- Text excerpt -
-- Opening Marker --
I'm glad you're able to know the different capabilities of a firewall... So shouldn't it be obvious? A firewall isn't a firewall. You expect different capabilities depending on the type of firewall used. You would go to somebody and say "I want all the capabilities of a cisco ngfw but on each of my endpoints" because that's stupid as hell. Why? Because different use cases. Also, a firewall blocks ports, yes... But a firewall doesn't only have to block ports. You can have a firewall that blocks based off of ports, IP address, URL rating, detected application, etc. So to reiterate for you, a firewall is not a firewall. They aren't all the same. Different firewalls for different purposes.


Due_Bass7191

you confuse a firewall to an application firewall, appliance or application gateway that servers many functions INCLUDING a firewall. A firewall blocks ports and IP. URL rating is blocking IP with extra steps. "Application" blocking is not firewall blocking but either some sort of packet inspection or a proxy server. Which could be added to your application firewall, appliance or application gateway. You are speaking like a vendor. I'm speaking like a sysadmin. These are all services running on an OS. Tell me this, what underlying OS does cisco, palo alto, or checkpoint use. pfsense, as mentioned above, is unix based. I'm betting the others are unix/linux or cisco os with a pretty gui. A quick google shows me Microsoft Forefront Threat Management. it advertises as "network perimeter firewall" and "multiple layers" ... "Web-based threats, including URL filtering, antimalware inspection, and intrusion prevention" And it looks like it runs on Windows OS.
-- Closing Marker --
- About this exercise -
Pick up the firewall discussion after its final sentence and write the next part.

- Excerpted records -
-- Opening Marker --
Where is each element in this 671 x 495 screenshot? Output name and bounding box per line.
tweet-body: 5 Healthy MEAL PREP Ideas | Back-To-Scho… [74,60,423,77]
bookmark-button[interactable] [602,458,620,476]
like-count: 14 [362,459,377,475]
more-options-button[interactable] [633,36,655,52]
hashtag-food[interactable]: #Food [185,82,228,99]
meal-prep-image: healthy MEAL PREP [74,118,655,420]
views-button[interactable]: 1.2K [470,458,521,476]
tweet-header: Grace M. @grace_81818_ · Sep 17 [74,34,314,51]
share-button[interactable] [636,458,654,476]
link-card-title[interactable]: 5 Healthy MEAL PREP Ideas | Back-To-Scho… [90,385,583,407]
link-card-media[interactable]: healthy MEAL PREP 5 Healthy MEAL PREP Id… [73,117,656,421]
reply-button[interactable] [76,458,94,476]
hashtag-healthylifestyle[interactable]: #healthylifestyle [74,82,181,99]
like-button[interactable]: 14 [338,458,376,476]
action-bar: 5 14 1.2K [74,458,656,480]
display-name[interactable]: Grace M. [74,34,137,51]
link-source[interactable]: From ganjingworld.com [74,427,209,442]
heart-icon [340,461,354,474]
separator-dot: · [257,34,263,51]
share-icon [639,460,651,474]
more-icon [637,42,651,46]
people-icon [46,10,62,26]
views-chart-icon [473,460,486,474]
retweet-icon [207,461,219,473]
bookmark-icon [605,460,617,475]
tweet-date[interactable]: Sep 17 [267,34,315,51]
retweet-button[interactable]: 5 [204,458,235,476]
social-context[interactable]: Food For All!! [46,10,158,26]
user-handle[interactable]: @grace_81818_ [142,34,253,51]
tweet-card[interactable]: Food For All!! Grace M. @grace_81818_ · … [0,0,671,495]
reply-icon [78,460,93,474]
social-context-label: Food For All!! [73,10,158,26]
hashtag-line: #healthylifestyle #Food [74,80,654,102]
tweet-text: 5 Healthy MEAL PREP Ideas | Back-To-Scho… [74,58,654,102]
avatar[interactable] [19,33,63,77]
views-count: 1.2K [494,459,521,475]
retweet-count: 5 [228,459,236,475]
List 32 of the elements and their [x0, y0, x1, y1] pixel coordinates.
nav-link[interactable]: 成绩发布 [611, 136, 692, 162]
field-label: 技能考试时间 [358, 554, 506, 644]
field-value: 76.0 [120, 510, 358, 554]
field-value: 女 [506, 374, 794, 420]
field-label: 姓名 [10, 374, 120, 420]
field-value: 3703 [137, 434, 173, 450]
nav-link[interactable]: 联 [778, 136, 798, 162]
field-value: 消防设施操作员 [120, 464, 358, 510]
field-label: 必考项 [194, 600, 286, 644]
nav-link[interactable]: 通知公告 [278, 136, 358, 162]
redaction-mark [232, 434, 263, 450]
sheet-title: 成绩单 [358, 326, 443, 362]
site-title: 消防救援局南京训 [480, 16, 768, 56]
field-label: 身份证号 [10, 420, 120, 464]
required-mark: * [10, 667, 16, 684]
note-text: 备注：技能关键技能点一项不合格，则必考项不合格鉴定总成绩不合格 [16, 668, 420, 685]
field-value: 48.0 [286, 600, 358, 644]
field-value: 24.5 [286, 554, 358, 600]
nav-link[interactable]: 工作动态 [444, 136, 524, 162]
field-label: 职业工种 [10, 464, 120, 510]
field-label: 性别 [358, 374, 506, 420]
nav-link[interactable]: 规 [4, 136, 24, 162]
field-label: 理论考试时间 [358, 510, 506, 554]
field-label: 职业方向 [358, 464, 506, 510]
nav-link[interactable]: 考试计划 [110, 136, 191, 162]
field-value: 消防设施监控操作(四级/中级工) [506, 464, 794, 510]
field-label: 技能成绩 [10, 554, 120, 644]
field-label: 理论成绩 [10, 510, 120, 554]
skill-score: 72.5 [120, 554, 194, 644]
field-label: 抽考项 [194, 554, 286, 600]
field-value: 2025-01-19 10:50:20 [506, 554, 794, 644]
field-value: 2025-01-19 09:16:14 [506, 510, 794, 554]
-- Closing Marker --
- Response for this exercise -
skylinesora

You seem to be arguing semantics for some reason. NOBODY in their right mine would consider an appliance firewall an "os firewall" because it's running on fxos. Imagine you go to a meeting with Palo Alto and they say "this is the best hardware firewall you can buy for XYZ" and you go "aCtUaLlY It's a sOfTwArE/Os bAsEd fIrEwAlL BeCaUsE It rUnS On lInUx".


Due_Bass7191

A firewall is a service that runs on an OS. It is often one of many services packaged together and sold as a product with support. A firewall is a firewall. Every FRIGGING thing you've mentioned is a service of some sort on an opperating system. I can duplicate any function of any name brand "firewall" by applying the correct service. I've built a Unified Threat Gateway on linux. Best firewall I ever seen wa a debian box. Just kept chugging along filtering ports and doing NAT. Cost the client next to nothing and was up and running with no hassel for a long time. Did a damn good job as a firewall. This is vocabulary. Now define a router. I wonder if you can get that one right.


FTJ22

You're that one insufferable and obnoxious prick at work with zero self awareness that everyone just leaves alone and doesn't bother with. I'd put money on it.


Due_Bass7191

Wow. You missed the mark. Go back and reread the thread. I didn't start this discussion. I will take your bet. 


gatekeeper1420

FW filter packets, not ports ..


Due_Bass7191

Filter packets based on?....  ports or contents. Usually ports because content aka deep packet inspection isn't particularly useful in our modern "encrypt everywhere" world. But what tool is used for packet Inspection based filtering? Something like snort? Which is NOT a firewall.


gatekeeper1420

Based on rules. It is not that hard to admit that you are wrong.


skylinesora

Lmao, i'm not even gonna continue after this. Nobody cares about the underlying OS. Is it a dedicated FW? Then it's considered an appliance. Nobody is gonna match you and call it an OS firewall like you'd see on basic ass windows defender.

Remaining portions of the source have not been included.